> Problem statement
Convert the records below into a numbered list, from their first line up to and including the line containing "paragraph-text: a bbox=[391, 241, 396, 252]", and skip any blank lines. List only those lines.

* START Data in this exercise *

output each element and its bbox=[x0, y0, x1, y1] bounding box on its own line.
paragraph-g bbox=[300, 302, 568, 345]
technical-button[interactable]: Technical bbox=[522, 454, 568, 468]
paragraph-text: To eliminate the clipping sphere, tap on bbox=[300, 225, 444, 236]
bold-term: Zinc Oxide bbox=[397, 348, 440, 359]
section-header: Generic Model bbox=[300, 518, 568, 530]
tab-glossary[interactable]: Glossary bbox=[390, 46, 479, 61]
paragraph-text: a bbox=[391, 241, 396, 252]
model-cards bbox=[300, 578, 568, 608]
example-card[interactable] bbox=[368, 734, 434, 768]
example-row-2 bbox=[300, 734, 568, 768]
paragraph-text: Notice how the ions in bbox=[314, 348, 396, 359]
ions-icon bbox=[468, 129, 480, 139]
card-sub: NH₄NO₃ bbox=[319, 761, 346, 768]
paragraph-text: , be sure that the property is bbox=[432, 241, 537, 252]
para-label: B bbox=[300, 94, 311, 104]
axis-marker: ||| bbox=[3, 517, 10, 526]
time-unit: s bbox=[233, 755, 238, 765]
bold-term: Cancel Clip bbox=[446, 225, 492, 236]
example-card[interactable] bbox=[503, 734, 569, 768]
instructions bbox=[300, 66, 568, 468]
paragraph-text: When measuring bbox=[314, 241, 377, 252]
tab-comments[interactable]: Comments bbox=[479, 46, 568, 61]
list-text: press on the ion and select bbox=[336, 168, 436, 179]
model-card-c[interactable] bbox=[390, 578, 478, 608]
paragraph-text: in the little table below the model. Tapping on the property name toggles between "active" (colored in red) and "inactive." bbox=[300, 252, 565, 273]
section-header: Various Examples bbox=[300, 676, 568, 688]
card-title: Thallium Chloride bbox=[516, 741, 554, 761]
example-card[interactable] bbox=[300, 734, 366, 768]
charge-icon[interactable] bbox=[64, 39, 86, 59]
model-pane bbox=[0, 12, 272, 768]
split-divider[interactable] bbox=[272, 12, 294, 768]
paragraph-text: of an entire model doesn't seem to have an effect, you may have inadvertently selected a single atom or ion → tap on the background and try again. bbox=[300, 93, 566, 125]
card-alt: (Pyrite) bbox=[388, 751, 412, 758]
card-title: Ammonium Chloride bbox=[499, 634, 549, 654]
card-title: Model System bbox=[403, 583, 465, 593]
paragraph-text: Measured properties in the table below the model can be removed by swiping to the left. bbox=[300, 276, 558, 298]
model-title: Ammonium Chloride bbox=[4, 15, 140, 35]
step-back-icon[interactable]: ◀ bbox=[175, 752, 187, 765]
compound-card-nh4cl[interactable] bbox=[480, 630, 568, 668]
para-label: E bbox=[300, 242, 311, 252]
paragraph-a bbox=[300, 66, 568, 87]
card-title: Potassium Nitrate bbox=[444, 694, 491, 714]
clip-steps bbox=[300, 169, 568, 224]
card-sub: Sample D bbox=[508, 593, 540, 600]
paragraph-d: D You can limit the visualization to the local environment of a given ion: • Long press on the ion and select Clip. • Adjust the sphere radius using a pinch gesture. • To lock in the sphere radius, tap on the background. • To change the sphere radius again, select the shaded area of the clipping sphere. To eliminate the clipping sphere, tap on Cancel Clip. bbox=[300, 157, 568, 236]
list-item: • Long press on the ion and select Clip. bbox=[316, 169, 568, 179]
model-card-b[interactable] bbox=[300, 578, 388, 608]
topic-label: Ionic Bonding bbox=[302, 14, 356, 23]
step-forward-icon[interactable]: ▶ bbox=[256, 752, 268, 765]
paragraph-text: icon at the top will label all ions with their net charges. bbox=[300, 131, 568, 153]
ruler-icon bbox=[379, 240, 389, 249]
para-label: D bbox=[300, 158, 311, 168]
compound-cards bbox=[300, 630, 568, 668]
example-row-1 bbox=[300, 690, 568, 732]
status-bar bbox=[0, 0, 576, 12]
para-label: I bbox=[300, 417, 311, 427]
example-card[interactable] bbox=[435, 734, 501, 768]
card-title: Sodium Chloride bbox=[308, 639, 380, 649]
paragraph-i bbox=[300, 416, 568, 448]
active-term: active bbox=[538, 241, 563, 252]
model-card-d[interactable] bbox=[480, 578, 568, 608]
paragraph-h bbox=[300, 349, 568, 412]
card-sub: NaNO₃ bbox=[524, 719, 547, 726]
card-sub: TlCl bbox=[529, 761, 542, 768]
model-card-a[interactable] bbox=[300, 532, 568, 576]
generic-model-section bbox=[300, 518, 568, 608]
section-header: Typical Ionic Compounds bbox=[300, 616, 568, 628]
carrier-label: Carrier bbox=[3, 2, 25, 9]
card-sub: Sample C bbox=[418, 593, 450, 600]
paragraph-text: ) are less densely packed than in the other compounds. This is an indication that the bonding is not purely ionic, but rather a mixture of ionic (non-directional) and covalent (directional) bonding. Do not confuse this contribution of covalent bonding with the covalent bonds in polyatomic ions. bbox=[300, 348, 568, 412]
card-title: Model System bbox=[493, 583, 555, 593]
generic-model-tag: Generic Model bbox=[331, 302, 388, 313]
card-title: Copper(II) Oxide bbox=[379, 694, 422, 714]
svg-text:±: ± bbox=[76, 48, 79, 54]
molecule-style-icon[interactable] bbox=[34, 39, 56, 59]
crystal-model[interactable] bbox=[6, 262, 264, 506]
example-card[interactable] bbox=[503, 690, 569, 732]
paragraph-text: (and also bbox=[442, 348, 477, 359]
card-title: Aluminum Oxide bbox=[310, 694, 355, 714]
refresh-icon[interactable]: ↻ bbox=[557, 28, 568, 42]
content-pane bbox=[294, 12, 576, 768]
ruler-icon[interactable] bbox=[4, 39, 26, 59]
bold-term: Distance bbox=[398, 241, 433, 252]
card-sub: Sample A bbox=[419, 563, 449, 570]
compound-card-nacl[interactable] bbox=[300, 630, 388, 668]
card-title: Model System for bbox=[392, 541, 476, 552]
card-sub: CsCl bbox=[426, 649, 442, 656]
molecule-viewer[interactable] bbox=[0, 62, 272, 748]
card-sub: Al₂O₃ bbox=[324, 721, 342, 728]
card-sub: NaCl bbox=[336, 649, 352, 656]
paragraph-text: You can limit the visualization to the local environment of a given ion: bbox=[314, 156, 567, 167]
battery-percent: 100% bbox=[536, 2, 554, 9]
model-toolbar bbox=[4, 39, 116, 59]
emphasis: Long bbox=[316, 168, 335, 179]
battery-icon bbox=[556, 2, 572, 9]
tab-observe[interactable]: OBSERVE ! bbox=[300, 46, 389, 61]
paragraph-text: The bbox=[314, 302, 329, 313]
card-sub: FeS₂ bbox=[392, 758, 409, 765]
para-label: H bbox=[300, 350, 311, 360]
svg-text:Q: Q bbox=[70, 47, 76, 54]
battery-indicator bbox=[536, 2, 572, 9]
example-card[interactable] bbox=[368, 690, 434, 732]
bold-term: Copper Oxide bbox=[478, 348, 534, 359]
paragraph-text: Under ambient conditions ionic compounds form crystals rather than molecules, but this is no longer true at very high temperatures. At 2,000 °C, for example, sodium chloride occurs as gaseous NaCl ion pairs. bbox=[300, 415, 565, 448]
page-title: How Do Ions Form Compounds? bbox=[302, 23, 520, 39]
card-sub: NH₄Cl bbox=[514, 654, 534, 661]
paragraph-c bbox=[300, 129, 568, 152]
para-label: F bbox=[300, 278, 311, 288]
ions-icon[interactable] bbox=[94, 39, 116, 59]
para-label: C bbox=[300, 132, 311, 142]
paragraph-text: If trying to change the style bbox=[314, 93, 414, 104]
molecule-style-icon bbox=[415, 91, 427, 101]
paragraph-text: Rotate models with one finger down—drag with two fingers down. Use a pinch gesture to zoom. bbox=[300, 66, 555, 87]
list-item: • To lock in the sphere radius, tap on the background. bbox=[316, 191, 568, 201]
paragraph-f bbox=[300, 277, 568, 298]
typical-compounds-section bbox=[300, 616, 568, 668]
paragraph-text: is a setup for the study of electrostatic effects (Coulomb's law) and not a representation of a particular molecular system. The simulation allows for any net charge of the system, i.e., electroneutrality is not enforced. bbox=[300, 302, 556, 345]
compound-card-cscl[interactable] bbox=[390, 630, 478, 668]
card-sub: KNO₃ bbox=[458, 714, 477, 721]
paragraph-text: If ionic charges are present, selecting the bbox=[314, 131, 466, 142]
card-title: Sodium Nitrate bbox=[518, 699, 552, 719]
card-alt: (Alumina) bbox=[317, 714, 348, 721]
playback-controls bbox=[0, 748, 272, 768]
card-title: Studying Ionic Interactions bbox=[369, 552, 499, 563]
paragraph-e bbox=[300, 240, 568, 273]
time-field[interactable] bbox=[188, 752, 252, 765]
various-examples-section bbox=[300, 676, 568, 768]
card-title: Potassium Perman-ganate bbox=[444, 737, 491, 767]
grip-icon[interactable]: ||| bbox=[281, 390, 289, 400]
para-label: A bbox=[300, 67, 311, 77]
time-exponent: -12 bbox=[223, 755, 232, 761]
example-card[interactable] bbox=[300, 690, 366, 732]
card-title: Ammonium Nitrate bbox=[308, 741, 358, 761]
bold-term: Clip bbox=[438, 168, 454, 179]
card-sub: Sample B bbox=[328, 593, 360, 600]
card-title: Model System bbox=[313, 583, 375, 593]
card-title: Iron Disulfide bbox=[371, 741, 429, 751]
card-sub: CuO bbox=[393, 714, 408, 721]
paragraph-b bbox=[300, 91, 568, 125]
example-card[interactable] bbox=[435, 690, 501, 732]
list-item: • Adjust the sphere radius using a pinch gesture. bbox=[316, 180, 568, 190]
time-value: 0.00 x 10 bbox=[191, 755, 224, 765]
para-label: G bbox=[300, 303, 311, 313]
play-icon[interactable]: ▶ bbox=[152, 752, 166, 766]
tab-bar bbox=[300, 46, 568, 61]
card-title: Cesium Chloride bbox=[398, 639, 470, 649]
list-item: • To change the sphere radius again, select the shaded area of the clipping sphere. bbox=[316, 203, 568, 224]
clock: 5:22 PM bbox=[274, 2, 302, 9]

* END Data in this exercise *

> Reply
1. output each element and its bbox=[x0, y0, x1, y1] bounding box on its own line.
2. paragraph-g bbox=[300, 302, 568, 345]
3. technical-button[interactable]: Technical bbox=[522, 454, 568, 468]
4. paragraph-text: To eliminate the clipping sphere, tap on bbox=[300, 225, 444, 236]
5. bold-term: Zinc Oxide bbox=[397, 348, 440, 359]
6. section-header: Generic Model bbox=[300, 518, 568, 530]
7. tab-glossary[interactable]: Glossary bbox=[390, 46, 479, 61]
8. paragraph-text: a bbox=[391, 241, 396, 252]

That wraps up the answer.